→ AIM OF THE EXERCISE: Print the data below unchanged, beginning at the line that contains "title-line-rtofs-time: RTOFS: 2025-11-07T00:00Z" and stopping after the line that contains "map-lat-label: 6°N <box>1512". Output only those lines.

━━━━━ SUPPLIED ENTRIES

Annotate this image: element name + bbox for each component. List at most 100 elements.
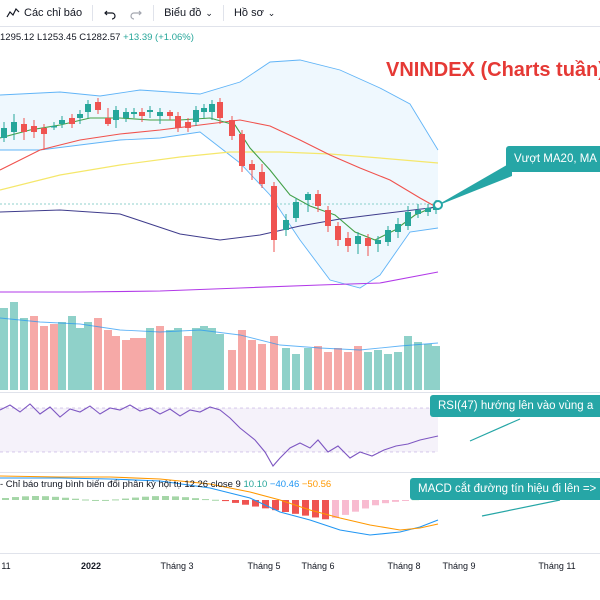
volume-series [0, 302, 440, 390]
candle-body [209, 104, 215, 112]
callout-ma[interactable]: Vượt MA20, MA [506, 146, 600, 172]
callout-macd[interactable]: MACD cắt đường tín hiệu đi lên => [410, 478, 600, 500]
macd-histogram-bar [312, 500, 319, 518]
macd-histogram-bar [152, 496, 159, 500]
time-axis-label: Tháng 5 [247, 561, 281, 571]
candle-body [105, 118, 111, 124]
macd-histogram-bar [142, 496, 149, 500]
volume-bar [0, 308, 8, 390]
candle-body [315, 194, 321, 206]
candle-body [59, 120, 65, 124]
candle-body [405, 212, 411, 226]
callout-rsi-text: RSI(47) hướng lên vào vùng a [438, 400, 594, 412]
volume-bar [394, 352, 402, 390]
pane-divider-macd[interactable] [0, 472, 600, 473]
callout-rsi[interactable]: RSI(47) hướng lên vào vùng a [430, 395, 600, 417]
ma-navy-line [0, 206, 439, 241]
candle-body [425, 208, 431, 212]
volume-bar [192, 328, 200, 390]
top-toolbar: Các chỉ báo Biểu đồ ⌄ Hồ sơ ⌄ [0, 0, 600, 27]
volume-bar [334, 348, 342, 390]
macd-histogram-bar [192, 498, 199, 500]
macd-legend: - Chỉ báo trung bình biến đổi phân kỳ hộ… [0, 479, 331, 490]
volume-bar [76, 328, 84, 390]
volume-bar [324, 352, 332, 390]
macd-histogram-bar [212, 499, 219, 501]
bollinger-upper-line [0, 59, 439, 151]
volume-bar [112, 336, 120, 390]
macd-histogram-bar [382, 500, 389, 504]
pane-divider-rsi[interactable] [0, 392, 600, 393]
candle-body [259, 172, 265, 184]
candle-body [385, 230, 391, 242]
undo-icon [104, 10, 116, 20]
indicators-button[interactable]: Các chỉ báo [0, 0, 88, 26]
volume-bar [414, 342, 422, 390]
macd-histogram-bar [42, 496, 49, 500]
volume-bar [238, 330, 246, 390]
macd-histogram-bar [132, 497, 139, 500]
volume-bar [282, 348, 290, 390]
candle-body [11, 122, 17, 132]
volume-bar [364, 352, 372, 390]
ma-red-line [0, 119, 439, 209]
macd-histogram-bar [202, 499, 209, 501]
volume-bar [424, 344, 432, 390]
volume-bar [30, 316, 38, 390]
macd-histogram-bar [52, 496, 59, 500]
volume-bar [10, 302, 18, 390]
candle-body [335, 226, 341, 240]
volume-bar [374, 350, 382, 390]
macd-histogram-bar [322, 500, 329, 520]
chart-title: VNINDEX (Charts tuần) [386, 59, 600, 81]
macd-histogram-bar [12, 497, 19, 500]
volume-bar [104, 330, 112, 390]
macd-signal-line [0, 475, 439, 531]
volume-bar [146, 328, 154, 390]
macd-histogram-bar [362, 500, 369, 509]
undo-button[interactable] [97, 0, 123, 26]
ohlc-high: 1295.12 [0, 32, 35, 43]
macd-histogram-bar [242, 500, 249, 505]
volume-bar [248, 340, 256, 390]
ohlc-change: +13.39 (+1.06%) [123, 32, 194, 43]
macd-histogram-bar [62, 497, 69, 500]
indicators-label: Các chỉ báo [24, 7, 83, 19]
candle-body [85, 104, 91, 112]
profile-dropdown[interactable]: Hồ sơ ⌄ [228, 0, 281, 26]
time-axis-label: 2022 [80, 561, 102, 571]
rsi-line [0, 403, 439, 467]
candle-body [415, 210, 421, 214]
volume-bar [122, 340, 130, 390]
volume-bar [174, 328, 182, 390]
macd-histogram-bar [352, 500, 359, 512]
candle-body [325, 210, 331, 226]
candle-body [395, 224, 401, 232]
candle-body [147, 110, 153, 112]
chevron-down-icon: ⌄ [267, 7, 276, 18]
candle-body [345, 238, 351, 246]
time-axis-label: Tháng 3 [160, 561, 194, 571]
macd-histogram-bar [222, 500, 229, 502]
candle-body [293, 202, 299, 218]
toolbar-divider [92, 5, 94, 21]
macd-histogram-bar [102, 499, 109, 501]
volume-bar [50, 324, 58, 390]
callout-ma-anchor [433, 200, 443, 210]
macd-histogram [2, 496, 439, 520]
macd-histogram-bar [252, 500, 259, 507]
redo-button[interactable] [123, 0, 149, 26]
ohlc-close: C1282.57 [79, 32, 121, 43]
candle-body [139, 112, 145, 116]
callout-ma-text: Vượt MA20, MA [514, 153, 597, 165]
volume-bar [228, 350, 236, 390]
time-axis-label: Tháng 9 [442, 561, 476, 571]
macd-legend-value-3: −50.56 [301, 479, 332, 490]
candle-body [185, 122, 191, 128]
chart-type-dropdown[interactable]: Biểu đồ ⌄ [158, 0, 219, 26]
macd-histogram-bar [262, 500, 269, 509]
volume-bar [156, 326, 164, 390]
macd-histogram-bar [232, 500, 239, 503]
candle-body [69, 118, 75, 124]
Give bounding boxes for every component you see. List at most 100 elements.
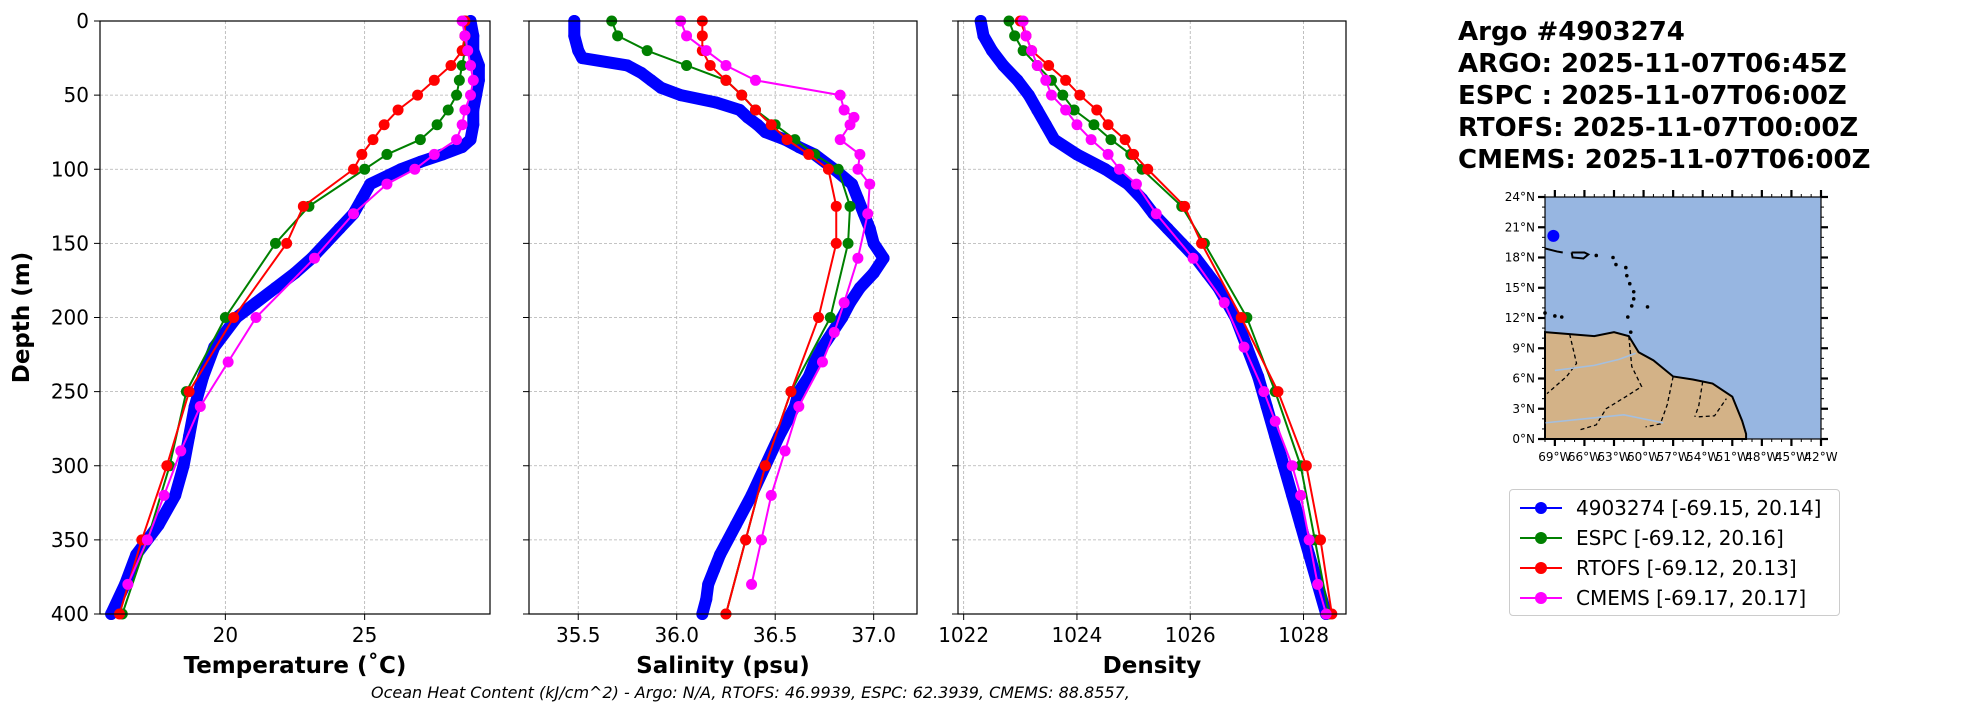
title-line-rtofs-time: RTOFS: 2025-11-07T00:00Z <box>1458 113 1859 143</box>
data-point <box>1057 89 1069 101</box>
map-island <box>1628 330 1633 334</box>
data-point <box>1085 134 1097 146</box>
data-point <box>451 134 463 146</box>
data-point <box>844 200 856 212</box>
data-point <box>194 400 206 412</box>
data-point <box>1060 104 1072 116</box>
legend-entry-rtofs: RTOFS [-69.12, 20.13] <box>1518 553 1831 583</box>
data-point <box>700 593 713 606</box>
data-point <box>681 59 693 71</box>
legend-marker-icon <box>1518 558 1564 578</box>
title-line-espc-time: ESPC : 2025-11-07T06:00Z <box>1458 81 1847 111</box>
data-point <box>1048 133 1061 146</box>
title-line-argo-time: ARGO: 2025-11-07T06:45Z <box>1458 49 1847 79</box>
data-point <box>1269 415 1281 427</box>
data-point <box>456 59 468 71</box>
map-lat-label: 9°N <box>1512 341 1535 355</box>
map-lon-label: 48°W <box>1745 450 1778 464</box>
x-tick-label: 1026 <box>1165 623 1216 647</box>
data-point <box>1303 534 1315 546</box>
data-point <box>465 89 476 101</box>
x-tick-label: 25 <box>352 623 377 647</box>
x-tick-label: 1028 <box>1278 623 1329 647</box>
data-point <box>708 563 721 576</box>
map-island <box>1624 265 1628 270</box>
map-island <box>1611 255 1615 260</box>
data-point <box>729 519 742 532</box>
x-axis-label: Temperature (˚C) <box>184 652 407 679</box>
map-island <box>1544 247 1563 254</box>
data-point <box>1099 163 1112 176</box>
x-tick-label: 36.5 <box>753 623 798 647</box>
data-point <box>442 104 454 116</box>
title-line-float-id: Argo #4903274 <box>1458 17 1685 47</box>
data-point <box>838 297 850 309</box>
legend-label: 4903274 [-69.15, 20.14] <box>1576 496 1822 520</box>
data-point <box>714 548 727 561</box>
data-point <box>1196 237 1208 249</box>
data-point <box>392 104 404 116</box>
data-point <box>781 134 793 146</box>
data-point <box>1102 119 1114 131</box>
data-point <box>428 148 440 160</box>
data-point <box>863 222 876 235</box>
data-point <box>1020 30 1032 42</box>
data-point <box>1272 386 1284 398</box>
data-point <box>1121 178 1134 191</box>
series-cmems <box>122 15 479 590</box>
map-lat-label: 6°N <box>1512 372 1535 386</box>
data-point <box>846 178 859 191</box>
data-point <box>1218 297 1230 309</box>
map-lon-label: 45°W <box>1775 450 1808 464</box>
data-point <box>834 89 846 101</box>
data-point <box>785 386 797 398</box>
data-point <box>1286 489 1299 502</box>
data-point <box>183 386 195 398</box>
map-island <box>1594 253 1599 258</box>
data-point <box>997 59 1010 72</box>
map-island <box>1627 281 1632 286</box>
y-tick-label: 50 <box>64 83 89 107</box>
data-point <box>367 134 379 146</box>
data-point <box>169 489 182 502</box>
y-tick-label: 250 <box>51 380 89 404</box>
map-lat-label: 21°N <box>1505 220 1535 234</box>
data-point <box>867 267 880 280</box>
data-point <box>736 89 748 101</box>
data-point <box>161 460 173 472</box>
data-point <box>854 148 866 160</box>
data-point <box>1068 104 1080 116</box>
data-point <box>862 208 874 220</box>
data-point <box>456 119 468 131</box>
y-axis-label: Depth (m) <box>9 252 35 384</box>
x-tick-label: 35.5 <box>556 623 601 647</box>
location-map: 24°N 21°N 18°N 15°N 12°N 9°N 6°N 3°N 0°N69°W66°W… <box>1505 190 1838 464</box>
map-river <box>1554 352 1636 372</box>
data-point <box>745 489 758 502</box>
map-island <box>1553 314 1557 318</box>
data-point <box>1235 312 1247 323</box>
series-cmems <box>1017 15 1332 620</box>
map-lon-label: 42°W <box>1804 450 1837 464</box>
data-point <box>852 163 864 175</box>
data-point <box>759 460 771 472</box>
data-point <box>1238 341 1250 353</box>
data-point <box>464 133 477 146</box>
data-point <box>1315 534 1327 546</box>
data-point <box>755 534 767 546</box>
legend-entry-cmems: CMEMS [-69.17, 20.17] <box>1518 583 1831 613</box>
data-point <box>1074 89 1086 101</box>
map-island <box>1626 315 1630 319</box>
data-point <box>250 296 262 309</box>
data-point <box>822 163 834 175</box>
data-point <box>765 119 777 131</box>
map-lat-label: 15°N <box>1505 281 1535 295</box>
data-point <box>828 326 840 338</box>
x-tick-label: 1022 <box>938 623 989 647</box>
data-point <box>459 104 471 116</box>
map-lon-label: 60°W <box>1627 450 1660 464</box>
data-point <box>635 66 648 79</box>
data-point <box>813 312 825 323</box>
data-point <box>297 200 309 212</box>
data-point <box>453 74 465 86</box>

━━━━━━━━━━

→ COMPLETE OUTPUT:
title-line-rtofs-time: RTOFS: 2025-11-07T00:00Z <box>1458 113 1859 143</box>
data-point <box>1057 89 1069 101</box>
map-island <box>1628 330 1633 334</box>
data-point <box>1085 134 1097 146</box>
data-point <box>451 134 463 146</box>
data-point <box>844 200 856 212</box>
data-point <box>194 400 206 412</box>
data-point <box>1060 104 1072 116</box>
legend-entry-rtofs: RTOFS [-69.12, 20.13] <box>1518 553 1831 583</box>
data-point <box>700 593 713 606</box>
data-point <box>681 59 693 71</box>
legend-marker-icon <box>1518 558 1564 578</box>
title-line-espc-time: ESPC : 2025-11-07T06:00Z <box>1458 81 1847 111</box>
data-point <box>1048 133 1061 146</box>
title-line-argo-time: ARGO: 2025-11-07T06:45Z <box>1458 49 1847 79</box>
data-point <box>1269 415 1281 427</box>
data-point <box>456 59 468 71</box>
map-lat-label: 9°N <box>1512 341 1535 355</box>
map-lon-label: 48°W <box>1745 450 1778 464</box>
x-tick-label: 1026 <box>1165 623 1216 647</box>
data-point <box>1303 534 1315 546</box>
data-point <box>465 89 476 101</box>
x-tick-label: 25 <box>352 623 377 647</box>
x-tick-label: 1028 <box>1278 623 1329 647</box>
data-point <box>708 563 721 576</box>
map-island <box>1624 265 1628 270</box>
map-island <box>1611 255 1615 260</box>
data-point <box>729 519 742 532</box>
x-axis-label: Temperature (˚C) <box>184 652 407 679</box>
map-island <box>1544 247 1563 254</box>
data-point <box>1099 163 1112 176</box>
x-tick-label: 36.5 <box>753 623 798 647</box>
data-point <box>442 104 454 116</box>
title-line-float-id: Argo #4903274 <box>1458 17 1685 47</box>
data-point <box>838 297 850 309</box>
legend-label: 4903274 [-69.15, 20.14] <box>1576 496 1822 520</box>
data-point <box>714 548 727 561</box>
data-point <box>1196 237 1208 249</box>
data-point <box>392 104 404 116</box>
data-point <box>781 134 793 146</box>
data-point <box>1102 119 1114 131</box>
data-point <box>428 148 440 160</box>
data-point <box>863 222 876 235</box>
data-point <box>1020 30 1032 42</box>
data-point <box>1272 386 1284 398</box>
data-point <box>1121 178 1134 191</box>
series-cmems <box>122 15 479 590</box>
map-lat-label: 6°N <box>1512 372 1535 386</box>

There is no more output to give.